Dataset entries
(begin)

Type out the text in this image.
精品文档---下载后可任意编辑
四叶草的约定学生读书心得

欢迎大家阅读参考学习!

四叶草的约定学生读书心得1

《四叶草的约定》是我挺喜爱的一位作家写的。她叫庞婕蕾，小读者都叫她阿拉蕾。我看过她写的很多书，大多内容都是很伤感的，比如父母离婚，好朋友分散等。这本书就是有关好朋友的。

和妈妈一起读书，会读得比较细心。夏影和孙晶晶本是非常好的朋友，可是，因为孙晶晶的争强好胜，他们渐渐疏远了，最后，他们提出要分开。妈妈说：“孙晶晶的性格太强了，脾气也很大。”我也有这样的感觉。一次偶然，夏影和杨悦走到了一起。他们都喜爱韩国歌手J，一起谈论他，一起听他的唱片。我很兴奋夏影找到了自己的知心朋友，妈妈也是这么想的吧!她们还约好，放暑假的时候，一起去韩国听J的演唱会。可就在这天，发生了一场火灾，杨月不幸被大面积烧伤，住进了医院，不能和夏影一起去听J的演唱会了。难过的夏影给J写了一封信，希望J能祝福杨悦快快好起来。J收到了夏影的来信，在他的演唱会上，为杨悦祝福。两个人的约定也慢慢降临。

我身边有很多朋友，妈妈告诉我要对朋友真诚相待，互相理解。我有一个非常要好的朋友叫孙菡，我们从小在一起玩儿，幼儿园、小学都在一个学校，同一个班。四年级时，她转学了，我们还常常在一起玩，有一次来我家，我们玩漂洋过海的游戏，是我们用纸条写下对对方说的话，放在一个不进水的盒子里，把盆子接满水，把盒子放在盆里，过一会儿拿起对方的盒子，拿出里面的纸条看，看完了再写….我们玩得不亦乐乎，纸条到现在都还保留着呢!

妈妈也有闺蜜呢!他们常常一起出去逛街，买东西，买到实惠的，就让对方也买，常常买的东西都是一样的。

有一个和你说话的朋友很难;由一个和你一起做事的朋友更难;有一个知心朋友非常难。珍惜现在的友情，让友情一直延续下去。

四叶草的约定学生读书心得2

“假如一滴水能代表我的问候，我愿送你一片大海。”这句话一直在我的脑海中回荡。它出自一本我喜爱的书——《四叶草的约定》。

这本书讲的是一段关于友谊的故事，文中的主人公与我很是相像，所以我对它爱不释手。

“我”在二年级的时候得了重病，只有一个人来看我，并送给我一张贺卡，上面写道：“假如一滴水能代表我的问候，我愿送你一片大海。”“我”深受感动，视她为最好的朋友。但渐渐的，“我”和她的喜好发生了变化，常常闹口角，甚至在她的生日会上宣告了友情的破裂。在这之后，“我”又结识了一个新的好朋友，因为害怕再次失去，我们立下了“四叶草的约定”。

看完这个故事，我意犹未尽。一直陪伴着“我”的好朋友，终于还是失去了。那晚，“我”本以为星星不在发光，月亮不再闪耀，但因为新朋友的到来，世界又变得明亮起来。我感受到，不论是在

(end)

* Exercise brief
The word "假如一滴水能代表我的问候" appears in how many lines of the records? Give the number only.

* Solution to this exercise
2